- Task material:
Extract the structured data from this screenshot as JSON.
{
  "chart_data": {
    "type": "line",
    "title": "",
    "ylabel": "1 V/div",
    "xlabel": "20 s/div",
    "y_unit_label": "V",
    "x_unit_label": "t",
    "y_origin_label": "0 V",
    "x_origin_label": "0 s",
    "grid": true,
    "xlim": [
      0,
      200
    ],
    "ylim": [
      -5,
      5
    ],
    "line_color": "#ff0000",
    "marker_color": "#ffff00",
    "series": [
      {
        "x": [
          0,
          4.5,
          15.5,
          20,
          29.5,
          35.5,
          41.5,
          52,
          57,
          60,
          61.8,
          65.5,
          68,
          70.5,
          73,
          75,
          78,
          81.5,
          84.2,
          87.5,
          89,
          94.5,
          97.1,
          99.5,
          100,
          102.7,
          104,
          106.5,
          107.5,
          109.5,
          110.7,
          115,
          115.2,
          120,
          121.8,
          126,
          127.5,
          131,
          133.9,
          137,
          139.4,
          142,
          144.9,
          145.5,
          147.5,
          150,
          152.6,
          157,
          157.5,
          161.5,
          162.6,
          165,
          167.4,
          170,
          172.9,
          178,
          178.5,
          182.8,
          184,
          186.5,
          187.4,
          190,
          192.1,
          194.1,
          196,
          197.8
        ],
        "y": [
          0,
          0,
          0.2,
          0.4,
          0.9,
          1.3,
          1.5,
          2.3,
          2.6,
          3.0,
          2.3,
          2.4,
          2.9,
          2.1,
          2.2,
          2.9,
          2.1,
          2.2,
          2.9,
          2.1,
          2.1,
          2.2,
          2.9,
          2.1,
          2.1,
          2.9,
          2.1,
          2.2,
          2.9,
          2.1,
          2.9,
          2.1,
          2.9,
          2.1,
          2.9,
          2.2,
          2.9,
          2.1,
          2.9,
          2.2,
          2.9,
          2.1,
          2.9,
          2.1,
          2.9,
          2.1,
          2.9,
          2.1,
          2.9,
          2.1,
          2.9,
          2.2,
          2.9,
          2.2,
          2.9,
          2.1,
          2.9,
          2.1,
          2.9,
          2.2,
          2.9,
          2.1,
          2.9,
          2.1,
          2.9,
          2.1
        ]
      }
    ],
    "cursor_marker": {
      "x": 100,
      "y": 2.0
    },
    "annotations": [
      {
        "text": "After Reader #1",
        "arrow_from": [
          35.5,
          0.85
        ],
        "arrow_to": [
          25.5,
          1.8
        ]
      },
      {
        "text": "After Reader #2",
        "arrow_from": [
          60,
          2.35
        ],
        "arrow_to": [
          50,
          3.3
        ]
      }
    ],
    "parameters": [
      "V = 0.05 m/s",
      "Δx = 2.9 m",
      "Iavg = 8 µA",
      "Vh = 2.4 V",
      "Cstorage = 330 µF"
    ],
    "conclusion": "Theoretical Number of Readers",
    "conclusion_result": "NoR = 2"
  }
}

- Goal of the exercise:
Restate all of the entries exactly, please.

- Full answer:
Extract the structured data from this screenshot as JSON.
{
  "chart_data": {
    "type": "line",
    "title": "",
    "ylabel": "1 V/div",
    "xlabel": "20 s/div",
    "y_unit_label": "V",
    "x_unit_label": "t",
    "y_origin_label": "0 V",
    "x_origin_label": "0 s",
    "grid": true,
    "xlim": [
      0,
      200
    ],
    "ylim": [
      -5,
      5
    ],
    "line_color": "#ff0000",
    "marker_color": "#ffff00",
    "series": [
      {
        "x": [
          0,
          4.5,
          15.5,
          20,
          29.5,
          35.5,
          41.5,
          52,
          57,
          60,
          61.8,
          65.5,
          68,
          70.5,
          73,
          75,
          78,
          81.5,
          84.2,
          87.5,
          89,
          94.5,
          97.1,
          99.5,
          100,
          102.7,
          104,
          106.5,
          107.5,
          109.5,
          110.7,
          115,
          115.2,
          120,
          121.8,
          126,
          127.5,
          131,
          133.9,
          137,
          139.4,
          142,
          144.9,
          145.5,
          147.5,
          150,
          152.6,
          157,
          157.5,
          161.5,
          162.6,
          165,
          167.4,
          170,
          172.9,
          178,
          178.5,
          182.8,
          184,
          186.5,
          187.4,
          190,
          192.1,
          194.1,
          196,
          197.8
        ],
        "y": [
          0,
          0,
          0.2,
          0.4,
          0.9,
          1.3,
          1.5,
          2.3,
          2.6,
          3.0,
          2.3,
          2.4,
          2.9,
          2.1,
          2.2,
          2.9,
          2.1,
          2.2,
          2.9,
          2.1,
          2.1,
          2.2,
          2.9,
          2.1,
          2.1,
          2.9,
          2.1,
          2.2,
          2.9,
          2.1,
          2.9,
          2.1,
          2.9,
          2.1,
          2.9,
          2.2,
          2.9,
          2.1,
          2.9,
          2.2,
          2.9,
          2.1,
          2.9,
          2.1,
          2.9,
          2.1,
          2.9,
          2.1,
          2.9,
          2.1,
          2.9,
          2.2,
          2.9,
          2.2,
          2.9,
          2.1,
          2.9,
          2.1,
          2.9,
          2.2,
          2.9,
          2.1,
          2.9,
          2.1,
          2.9,
          2.1
        ]
      }
    ],
    "cursor_marker": {
      "x": 100,
      "y": 2.0
    },
    "annotations": [
      {
        "text": "After Reader #1",
        "arrow_from": [
          35.5,
          0.85
        ],
        "arrow_to": [
          25.5,
          1.8
        ]
      },
      {
        "text": "After Reader #2",
        "arrow_from": [
          60,
          2.35
        ],
        "arrow_to": [
          50,
          3.3
        ]
      }
    ],
    "parameters": [
      "V = 0.05 m/s",
      "Δx = 2.9 m",
      "Iavg = 8 µA",
      "Vh = 2.4 V",
      "Cstorage = 330 µF"
    ],
    "conclusion": "Theoretical Number of Readers",
    "conclusion_result": "NoR = 2"
  }
}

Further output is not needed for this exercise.